[Begin Dataset extract]

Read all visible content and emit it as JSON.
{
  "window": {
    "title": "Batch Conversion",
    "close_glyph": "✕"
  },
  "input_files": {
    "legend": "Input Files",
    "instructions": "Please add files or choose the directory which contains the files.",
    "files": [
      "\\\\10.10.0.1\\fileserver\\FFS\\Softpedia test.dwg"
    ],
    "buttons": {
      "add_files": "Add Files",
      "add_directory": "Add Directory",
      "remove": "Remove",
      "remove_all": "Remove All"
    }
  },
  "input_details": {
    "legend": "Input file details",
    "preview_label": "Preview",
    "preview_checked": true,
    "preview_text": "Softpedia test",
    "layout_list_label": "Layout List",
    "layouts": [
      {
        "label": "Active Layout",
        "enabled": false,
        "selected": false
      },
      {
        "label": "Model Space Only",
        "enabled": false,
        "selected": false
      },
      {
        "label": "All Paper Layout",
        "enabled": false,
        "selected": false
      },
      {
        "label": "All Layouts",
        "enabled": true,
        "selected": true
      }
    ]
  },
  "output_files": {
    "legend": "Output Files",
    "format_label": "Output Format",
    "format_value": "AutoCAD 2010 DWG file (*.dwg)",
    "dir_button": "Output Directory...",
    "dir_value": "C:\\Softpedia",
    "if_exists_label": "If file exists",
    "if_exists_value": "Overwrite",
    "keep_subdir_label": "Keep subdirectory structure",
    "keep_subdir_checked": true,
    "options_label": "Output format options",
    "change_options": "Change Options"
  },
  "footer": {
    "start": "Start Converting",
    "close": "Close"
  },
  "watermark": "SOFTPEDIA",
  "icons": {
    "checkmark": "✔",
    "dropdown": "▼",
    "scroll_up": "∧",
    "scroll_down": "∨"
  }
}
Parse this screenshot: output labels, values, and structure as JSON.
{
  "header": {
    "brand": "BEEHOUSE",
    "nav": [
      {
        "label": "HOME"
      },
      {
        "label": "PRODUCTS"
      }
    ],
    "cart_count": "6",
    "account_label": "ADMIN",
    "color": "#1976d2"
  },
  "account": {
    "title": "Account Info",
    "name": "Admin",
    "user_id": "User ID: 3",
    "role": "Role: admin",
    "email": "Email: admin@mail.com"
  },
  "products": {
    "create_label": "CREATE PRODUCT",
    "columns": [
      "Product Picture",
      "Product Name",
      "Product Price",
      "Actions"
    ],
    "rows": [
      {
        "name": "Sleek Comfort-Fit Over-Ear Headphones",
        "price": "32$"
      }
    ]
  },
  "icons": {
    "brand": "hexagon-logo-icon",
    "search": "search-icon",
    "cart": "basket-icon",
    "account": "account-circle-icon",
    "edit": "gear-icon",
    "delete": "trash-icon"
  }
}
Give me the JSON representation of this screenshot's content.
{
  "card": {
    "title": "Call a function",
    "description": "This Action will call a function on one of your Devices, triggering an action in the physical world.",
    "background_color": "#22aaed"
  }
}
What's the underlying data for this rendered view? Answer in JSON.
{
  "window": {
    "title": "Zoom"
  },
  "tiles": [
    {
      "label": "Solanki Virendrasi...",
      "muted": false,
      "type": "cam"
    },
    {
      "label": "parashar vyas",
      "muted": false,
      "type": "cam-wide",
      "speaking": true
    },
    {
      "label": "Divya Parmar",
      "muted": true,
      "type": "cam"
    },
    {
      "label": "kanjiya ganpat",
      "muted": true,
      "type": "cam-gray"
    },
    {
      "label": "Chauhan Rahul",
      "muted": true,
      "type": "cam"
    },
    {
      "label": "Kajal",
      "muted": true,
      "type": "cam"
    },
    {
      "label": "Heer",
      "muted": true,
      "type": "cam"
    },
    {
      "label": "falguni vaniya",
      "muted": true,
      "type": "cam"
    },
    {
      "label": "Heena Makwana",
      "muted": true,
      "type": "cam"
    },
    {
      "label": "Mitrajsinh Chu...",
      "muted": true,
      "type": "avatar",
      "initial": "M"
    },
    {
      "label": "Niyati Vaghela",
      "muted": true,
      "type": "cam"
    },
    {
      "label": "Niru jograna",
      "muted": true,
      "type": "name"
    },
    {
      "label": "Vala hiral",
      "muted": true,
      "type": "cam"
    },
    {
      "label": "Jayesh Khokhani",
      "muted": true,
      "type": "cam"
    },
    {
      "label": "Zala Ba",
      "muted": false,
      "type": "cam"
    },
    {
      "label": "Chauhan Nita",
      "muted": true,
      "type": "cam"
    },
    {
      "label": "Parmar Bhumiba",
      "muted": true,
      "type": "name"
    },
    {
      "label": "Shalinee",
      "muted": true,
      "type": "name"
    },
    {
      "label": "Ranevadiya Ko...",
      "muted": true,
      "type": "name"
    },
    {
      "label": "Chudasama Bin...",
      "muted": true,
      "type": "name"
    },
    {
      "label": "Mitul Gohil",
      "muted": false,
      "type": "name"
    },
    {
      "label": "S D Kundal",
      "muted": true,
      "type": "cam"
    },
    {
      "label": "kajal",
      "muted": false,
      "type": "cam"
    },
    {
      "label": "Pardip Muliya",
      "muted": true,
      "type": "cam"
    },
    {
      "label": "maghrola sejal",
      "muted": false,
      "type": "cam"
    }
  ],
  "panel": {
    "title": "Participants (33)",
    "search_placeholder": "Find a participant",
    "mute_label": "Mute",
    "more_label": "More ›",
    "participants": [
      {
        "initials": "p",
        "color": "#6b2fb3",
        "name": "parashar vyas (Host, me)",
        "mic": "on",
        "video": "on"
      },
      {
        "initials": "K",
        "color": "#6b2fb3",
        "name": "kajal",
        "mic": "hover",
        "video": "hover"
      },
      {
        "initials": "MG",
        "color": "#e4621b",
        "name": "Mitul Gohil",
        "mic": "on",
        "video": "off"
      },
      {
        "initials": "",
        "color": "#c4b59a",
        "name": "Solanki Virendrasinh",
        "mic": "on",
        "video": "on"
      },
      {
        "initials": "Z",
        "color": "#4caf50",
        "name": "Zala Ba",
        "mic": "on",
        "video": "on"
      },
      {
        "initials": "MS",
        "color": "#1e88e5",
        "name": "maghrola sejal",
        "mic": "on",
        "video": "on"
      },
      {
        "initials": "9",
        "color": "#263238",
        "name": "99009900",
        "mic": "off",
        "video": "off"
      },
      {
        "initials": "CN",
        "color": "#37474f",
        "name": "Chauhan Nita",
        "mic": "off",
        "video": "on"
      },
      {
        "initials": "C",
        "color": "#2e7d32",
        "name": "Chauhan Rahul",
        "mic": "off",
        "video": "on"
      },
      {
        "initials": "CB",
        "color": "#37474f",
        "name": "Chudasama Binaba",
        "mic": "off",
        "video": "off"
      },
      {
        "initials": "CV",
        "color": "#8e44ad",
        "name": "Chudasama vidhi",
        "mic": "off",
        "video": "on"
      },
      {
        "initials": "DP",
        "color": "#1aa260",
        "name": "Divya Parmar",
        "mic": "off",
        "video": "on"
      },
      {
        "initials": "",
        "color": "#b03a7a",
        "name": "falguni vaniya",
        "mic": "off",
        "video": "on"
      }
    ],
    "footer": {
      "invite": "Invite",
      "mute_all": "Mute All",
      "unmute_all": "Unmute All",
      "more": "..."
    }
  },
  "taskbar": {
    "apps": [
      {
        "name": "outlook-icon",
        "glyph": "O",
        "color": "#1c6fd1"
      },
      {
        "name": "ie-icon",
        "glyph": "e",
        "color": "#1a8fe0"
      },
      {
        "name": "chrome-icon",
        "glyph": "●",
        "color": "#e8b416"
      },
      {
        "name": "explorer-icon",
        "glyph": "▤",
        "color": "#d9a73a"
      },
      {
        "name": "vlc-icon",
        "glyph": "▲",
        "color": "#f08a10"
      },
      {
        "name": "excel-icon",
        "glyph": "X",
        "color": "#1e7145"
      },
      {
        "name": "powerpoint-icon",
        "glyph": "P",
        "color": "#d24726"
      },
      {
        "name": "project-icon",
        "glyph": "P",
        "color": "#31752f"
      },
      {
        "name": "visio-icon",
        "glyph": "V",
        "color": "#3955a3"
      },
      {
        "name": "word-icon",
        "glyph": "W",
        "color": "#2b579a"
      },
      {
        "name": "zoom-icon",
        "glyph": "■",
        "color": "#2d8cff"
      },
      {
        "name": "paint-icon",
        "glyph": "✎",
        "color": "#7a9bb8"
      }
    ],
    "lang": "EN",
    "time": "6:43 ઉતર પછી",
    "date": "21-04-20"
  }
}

[End Dataset extract]

Read through the data and copy every line where "test" shows up.

      "\\\\10.10.0.1\\fileserver\\FFS\\Softpedia test.dwg"
    "preview_text": "Softpedia test",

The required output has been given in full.